● **Directions for this task**: In the entries that follow, how many lines contain the word "page"? Answer with the number only.

● **Raw data**:

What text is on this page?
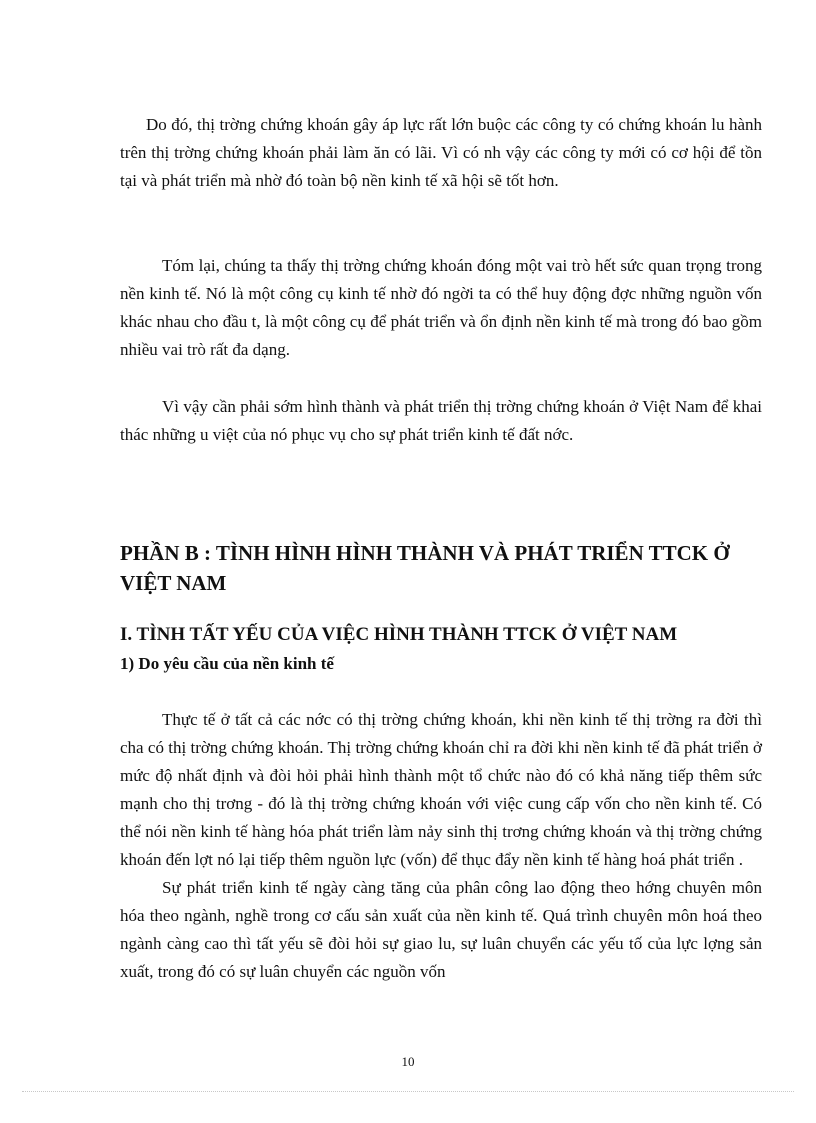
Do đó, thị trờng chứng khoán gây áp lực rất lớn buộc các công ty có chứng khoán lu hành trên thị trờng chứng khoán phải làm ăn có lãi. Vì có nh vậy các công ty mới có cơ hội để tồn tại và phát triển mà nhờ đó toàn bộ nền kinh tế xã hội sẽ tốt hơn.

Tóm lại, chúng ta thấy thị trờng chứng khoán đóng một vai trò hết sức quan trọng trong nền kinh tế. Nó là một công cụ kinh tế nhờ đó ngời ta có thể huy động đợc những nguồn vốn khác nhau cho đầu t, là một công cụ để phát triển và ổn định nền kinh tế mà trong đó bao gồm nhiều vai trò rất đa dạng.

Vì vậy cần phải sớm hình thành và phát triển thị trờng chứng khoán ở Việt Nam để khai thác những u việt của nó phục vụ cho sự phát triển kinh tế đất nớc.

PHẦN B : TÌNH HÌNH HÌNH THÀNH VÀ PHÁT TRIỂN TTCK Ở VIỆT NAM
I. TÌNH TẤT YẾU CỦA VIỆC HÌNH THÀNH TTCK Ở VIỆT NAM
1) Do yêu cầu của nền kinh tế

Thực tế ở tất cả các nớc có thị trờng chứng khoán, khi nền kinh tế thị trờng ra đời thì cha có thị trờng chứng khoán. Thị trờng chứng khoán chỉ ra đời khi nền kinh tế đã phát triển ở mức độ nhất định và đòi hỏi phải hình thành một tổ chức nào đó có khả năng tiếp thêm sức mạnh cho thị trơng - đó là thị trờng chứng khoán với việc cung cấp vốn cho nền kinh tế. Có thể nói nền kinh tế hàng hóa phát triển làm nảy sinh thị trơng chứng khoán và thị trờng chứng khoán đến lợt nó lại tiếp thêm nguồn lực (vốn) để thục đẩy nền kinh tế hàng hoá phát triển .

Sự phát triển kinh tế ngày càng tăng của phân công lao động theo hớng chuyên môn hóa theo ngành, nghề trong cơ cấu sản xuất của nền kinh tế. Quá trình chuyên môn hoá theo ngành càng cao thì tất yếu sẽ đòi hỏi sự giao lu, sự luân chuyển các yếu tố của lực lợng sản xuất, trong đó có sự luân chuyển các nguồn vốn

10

--

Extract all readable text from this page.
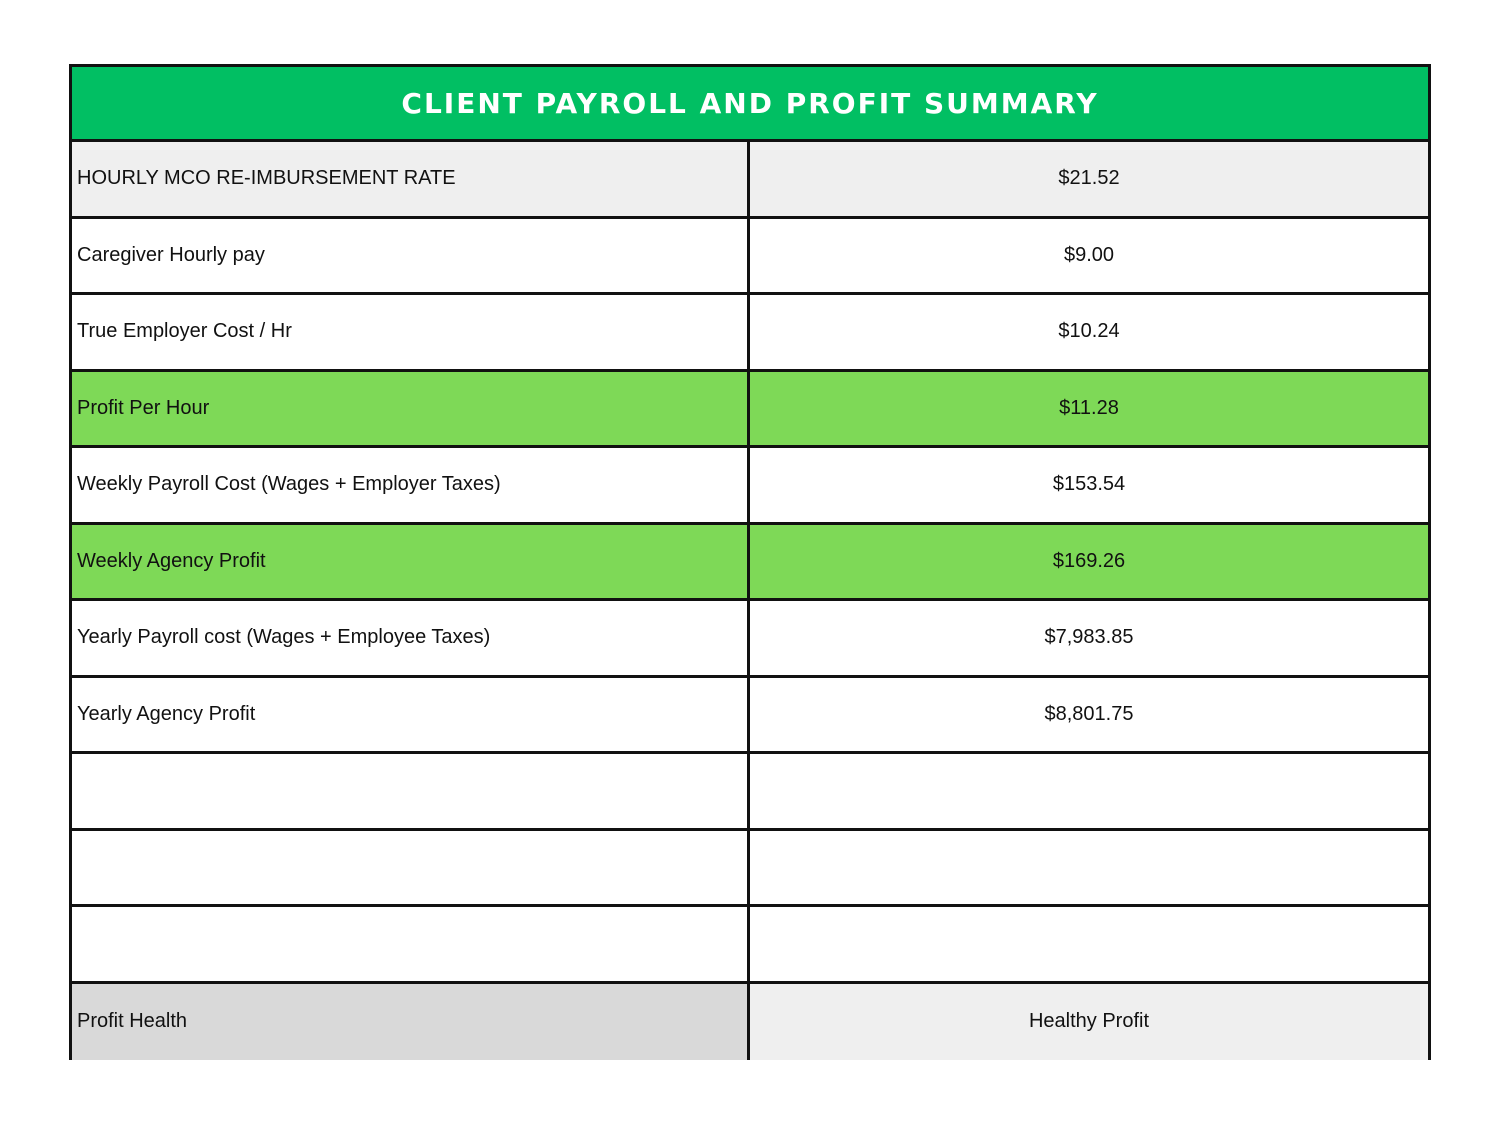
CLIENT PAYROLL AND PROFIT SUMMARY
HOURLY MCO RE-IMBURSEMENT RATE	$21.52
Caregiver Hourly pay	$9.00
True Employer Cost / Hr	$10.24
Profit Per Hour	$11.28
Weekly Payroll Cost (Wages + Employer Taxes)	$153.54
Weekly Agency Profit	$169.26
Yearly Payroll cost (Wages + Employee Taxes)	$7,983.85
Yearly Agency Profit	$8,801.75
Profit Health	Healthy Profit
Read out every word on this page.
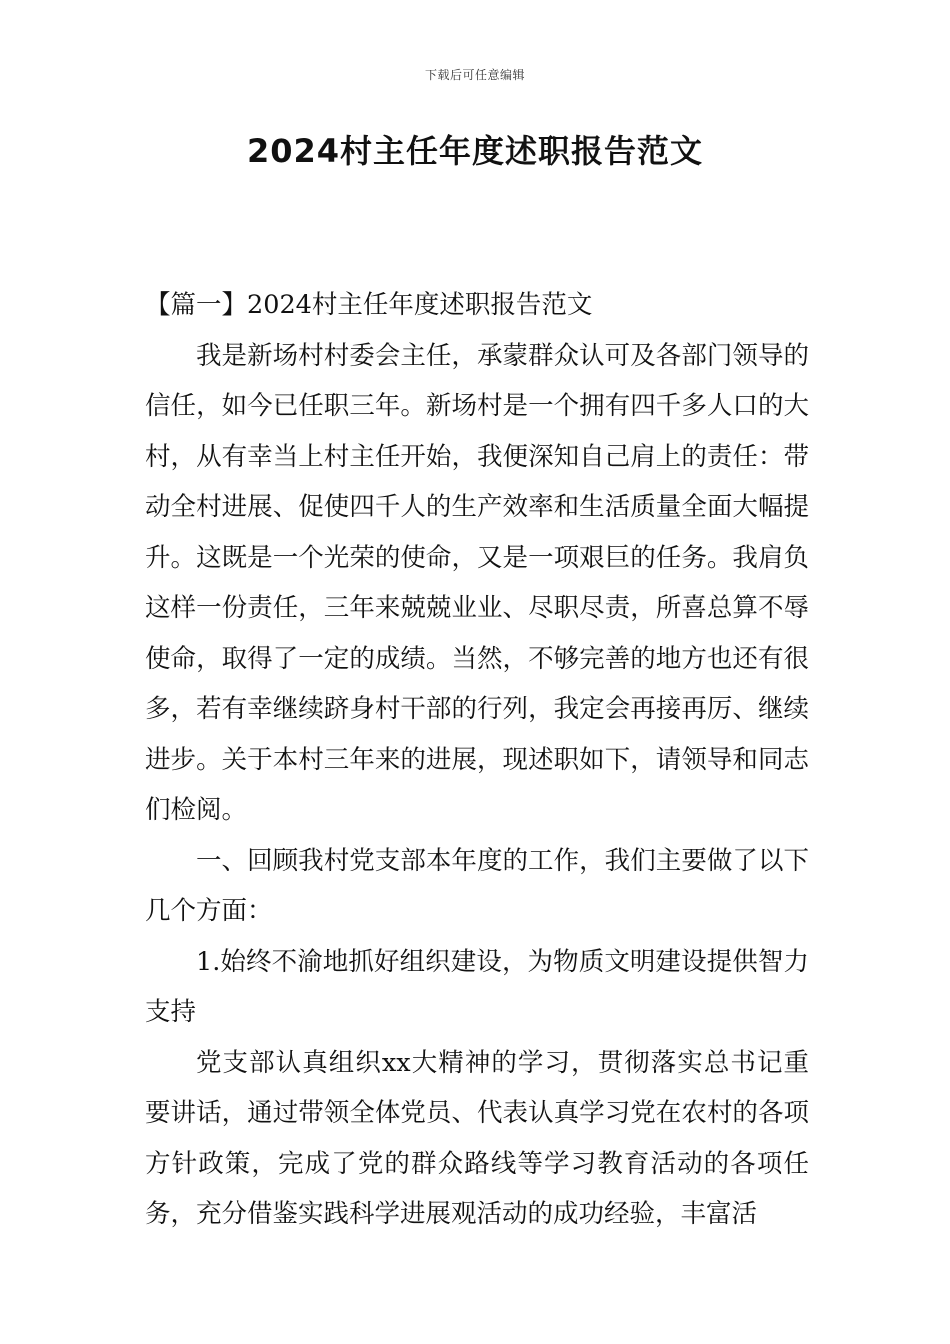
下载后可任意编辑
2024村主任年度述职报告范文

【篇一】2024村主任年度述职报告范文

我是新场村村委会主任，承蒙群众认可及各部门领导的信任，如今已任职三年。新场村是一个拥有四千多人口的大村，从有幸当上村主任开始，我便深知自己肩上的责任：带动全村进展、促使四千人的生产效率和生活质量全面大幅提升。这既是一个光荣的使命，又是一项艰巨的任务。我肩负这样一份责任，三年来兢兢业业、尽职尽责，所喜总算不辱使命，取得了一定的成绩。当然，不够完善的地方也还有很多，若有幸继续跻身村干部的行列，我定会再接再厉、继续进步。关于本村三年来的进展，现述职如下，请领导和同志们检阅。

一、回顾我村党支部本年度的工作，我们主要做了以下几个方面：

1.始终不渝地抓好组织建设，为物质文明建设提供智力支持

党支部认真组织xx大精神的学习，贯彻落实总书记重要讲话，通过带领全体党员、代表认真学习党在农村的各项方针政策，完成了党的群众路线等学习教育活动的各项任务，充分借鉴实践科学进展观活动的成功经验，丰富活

* * *

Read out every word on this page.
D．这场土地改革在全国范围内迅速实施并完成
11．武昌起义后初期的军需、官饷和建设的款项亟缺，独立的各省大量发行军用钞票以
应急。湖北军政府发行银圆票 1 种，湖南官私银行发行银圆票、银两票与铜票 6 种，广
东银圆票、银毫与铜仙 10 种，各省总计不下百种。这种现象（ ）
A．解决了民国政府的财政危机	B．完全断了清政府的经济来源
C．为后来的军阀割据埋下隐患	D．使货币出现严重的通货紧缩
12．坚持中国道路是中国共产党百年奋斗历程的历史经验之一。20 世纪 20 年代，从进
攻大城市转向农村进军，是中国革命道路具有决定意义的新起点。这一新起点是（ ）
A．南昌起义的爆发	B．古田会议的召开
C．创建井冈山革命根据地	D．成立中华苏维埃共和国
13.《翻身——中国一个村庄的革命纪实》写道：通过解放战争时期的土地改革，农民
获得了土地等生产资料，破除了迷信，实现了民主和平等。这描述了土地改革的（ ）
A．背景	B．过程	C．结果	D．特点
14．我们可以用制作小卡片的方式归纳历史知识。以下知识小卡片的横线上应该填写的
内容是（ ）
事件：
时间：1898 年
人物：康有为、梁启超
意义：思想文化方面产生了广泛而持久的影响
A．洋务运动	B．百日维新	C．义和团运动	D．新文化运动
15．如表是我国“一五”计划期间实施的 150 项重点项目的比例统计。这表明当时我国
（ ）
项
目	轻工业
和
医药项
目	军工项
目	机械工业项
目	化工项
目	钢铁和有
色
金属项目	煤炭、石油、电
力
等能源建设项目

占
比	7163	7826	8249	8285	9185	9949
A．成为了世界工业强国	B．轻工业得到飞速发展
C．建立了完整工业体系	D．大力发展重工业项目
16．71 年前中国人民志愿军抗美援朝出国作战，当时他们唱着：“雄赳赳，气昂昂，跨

● **Solution for this task**: 4